Dataset rows about figures:
━━━━━━━━━━━━━━━━

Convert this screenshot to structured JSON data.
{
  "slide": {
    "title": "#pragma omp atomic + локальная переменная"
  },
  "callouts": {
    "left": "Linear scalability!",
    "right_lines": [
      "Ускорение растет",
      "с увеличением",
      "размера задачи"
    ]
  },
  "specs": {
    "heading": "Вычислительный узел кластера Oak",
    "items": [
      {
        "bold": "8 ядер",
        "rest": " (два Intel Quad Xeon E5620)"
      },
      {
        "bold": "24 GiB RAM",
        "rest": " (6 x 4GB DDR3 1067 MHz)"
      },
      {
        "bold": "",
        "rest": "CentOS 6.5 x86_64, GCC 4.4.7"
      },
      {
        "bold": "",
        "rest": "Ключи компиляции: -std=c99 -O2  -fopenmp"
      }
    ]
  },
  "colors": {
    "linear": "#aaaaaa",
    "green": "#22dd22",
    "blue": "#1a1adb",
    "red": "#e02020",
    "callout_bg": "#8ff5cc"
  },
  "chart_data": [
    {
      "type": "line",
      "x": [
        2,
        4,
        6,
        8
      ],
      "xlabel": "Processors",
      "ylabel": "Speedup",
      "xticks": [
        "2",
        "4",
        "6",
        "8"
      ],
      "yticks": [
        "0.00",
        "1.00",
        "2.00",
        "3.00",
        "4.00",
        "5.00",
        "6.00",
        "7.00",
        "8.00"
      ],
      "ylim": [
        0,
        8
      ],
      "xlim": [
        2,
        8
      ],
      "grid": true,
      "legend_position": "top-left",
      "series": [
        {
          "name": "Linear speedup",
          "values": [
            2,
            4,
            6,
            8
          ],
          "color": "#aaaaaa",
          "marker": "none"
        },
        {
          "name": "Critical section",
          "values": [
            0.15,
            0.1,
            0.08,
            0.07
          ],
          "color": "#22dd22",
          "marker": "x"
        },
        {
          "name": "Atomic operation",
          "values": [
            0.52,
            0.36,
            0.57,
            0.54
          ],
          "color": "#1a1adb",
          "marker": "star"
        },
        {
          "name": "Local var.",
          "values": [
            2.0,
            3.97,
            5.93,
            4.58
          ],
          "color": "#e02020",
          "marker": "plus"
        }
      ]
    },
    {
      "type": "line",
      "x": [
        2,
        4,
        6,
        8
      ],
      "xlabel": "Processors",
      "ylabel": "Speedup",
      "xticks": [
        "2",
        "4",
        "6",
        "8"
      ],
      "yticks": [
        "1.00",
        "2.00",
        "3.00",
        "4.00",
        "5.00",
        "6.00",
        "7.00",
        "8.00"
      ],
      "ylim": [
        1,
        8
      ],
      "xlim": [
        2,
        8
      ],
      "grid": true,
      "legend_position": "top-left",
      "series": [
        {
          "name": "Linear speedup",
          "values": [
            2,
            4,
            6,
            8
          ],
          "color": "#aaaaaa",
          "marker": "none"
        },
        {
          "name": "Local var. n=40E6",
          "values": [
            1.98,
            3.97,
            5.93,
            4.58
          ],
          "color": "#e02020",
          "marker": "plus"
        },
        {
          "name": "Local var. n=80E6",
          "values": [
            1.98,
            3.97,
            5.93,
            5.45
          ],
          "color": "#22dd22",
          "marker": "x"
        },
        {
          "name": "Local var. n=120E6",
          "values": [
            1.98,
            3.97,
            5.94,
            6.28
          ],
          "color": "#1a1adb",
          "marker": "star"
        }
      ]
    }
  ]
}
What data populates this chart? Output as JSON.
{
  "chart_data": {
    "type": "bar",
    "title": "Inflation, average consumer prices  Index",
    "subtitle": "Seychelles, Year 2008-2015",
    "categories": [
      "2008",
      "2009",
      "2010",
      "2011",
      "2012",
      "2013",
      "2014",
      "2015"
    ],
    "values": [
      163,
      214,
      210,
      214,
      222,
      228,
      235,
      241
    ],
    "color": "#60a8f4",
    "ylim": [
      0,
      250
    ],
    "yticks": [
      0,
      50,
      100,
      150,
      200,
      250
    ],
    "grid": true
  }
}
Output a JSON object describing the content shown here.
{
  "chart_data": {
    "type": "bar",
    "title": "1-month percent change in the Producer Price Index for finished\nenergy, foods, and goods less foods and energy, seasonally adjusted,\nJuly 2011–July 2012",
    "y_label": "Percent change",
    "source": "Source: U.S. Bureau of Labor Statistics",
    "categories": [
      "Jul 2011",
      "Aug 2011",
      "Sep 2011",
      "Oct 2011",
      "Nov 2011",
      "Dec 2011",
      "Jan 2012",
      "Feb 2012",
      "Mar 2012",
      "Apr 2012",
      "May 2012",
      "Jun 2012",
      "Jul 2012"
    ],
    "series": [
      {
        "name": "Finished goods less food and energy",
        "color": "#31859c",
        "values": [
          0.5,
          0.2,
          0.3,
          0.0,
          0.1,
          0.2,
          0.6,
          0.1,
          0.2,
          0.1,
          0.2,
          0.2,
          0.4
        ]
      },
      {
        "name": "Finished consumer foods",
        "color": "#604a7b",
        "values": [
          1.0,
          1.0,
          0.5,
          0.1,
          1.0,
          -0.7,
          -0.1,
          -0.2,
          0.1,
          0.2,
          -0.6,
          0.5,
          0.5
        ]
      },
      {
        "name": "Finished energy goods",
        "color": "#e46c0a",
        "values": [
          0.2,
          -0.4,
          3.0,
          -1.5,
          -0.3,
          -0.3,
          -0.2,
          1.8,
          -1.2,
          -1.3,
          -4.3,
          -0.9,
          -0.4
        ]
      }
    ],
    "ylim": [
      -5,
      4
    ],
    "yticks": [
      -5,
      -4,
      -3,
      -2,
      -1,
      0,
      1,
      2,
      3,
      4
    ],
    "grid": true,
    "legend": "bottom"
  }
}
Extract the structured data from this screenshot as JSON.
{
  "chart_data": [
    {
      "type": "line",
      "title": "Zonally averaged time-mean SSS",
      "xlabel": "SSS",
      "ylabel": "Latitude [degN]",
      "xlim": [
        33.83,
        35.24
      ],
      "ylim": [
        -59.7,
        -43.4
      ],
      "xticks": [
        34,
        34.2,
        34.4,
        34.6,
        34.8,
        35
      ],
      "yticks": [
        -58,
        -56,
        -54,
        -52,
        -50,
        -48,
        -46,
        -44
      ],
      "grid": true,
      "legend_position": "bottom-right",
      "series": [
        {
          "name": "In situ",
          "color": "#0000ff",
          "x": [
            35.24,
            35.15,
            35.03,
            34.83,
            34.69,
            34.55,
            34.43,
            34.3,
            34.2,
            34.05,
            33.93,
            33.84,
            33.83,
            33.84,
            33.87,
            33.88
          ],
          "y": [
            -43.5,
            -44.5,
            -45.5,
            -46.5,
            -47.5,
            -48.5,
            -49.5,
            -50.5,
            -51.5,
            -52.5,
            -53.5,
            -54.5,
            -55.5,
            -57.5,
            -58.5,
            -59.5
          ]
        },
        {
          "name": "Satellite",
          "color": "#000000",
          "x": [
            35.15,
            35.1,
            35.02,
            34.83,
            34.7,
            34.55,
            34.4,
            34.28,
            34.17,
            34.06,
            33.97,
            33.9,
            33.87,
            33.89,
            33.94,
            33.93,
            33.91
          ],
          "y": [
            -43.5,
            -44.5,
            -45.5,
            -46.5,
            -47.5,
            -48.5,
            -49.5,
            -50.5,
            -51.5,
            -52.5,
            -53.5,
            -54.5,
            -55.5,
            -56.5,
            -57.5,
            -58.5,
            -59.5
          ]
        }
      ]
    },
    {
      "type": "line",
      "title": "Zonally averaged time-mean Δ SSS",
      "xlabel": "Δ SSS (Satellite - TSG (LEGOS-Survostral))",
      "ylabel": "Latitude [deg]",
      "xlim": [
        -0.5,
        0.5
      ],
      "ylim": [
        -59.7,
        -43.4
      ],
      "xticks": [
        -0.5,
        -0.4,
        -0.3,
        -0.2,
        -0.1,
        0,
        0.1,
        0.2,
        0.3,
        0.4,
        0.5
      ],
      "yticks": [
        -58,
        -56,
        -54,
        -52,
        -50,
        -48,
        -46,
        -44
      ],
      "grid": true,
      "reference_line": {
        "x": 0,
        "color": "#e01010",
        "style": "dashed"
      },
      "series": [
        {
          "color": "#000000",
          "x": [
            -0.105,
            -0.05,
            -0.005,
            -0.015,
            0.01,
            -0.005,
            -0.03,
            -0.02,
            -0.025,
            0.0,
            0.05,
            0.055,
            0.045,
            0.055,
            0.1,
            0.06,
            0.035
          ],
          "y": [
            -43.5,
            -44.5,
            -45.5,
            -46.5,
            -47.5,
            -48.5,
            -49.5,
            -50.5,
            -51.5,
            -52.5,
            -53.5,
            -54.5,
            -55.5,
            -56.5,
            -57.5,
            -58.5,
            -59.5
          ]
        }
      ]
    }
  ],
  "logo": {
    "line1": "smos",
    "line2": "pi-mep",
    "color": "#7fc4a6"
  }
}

━━━━━━━━━━━━━━━━

*STATED TASK*. Pick out lines containing the word "xlabel", each one as written.

*COMPLETED TASK*.
      "xlabel": "Processors",
      "xlabel": "Processors",
      "xlabel": "SSS",
      "xlabel": "Δ SSS (Satellite - TSG (LEGOS-Survostral))",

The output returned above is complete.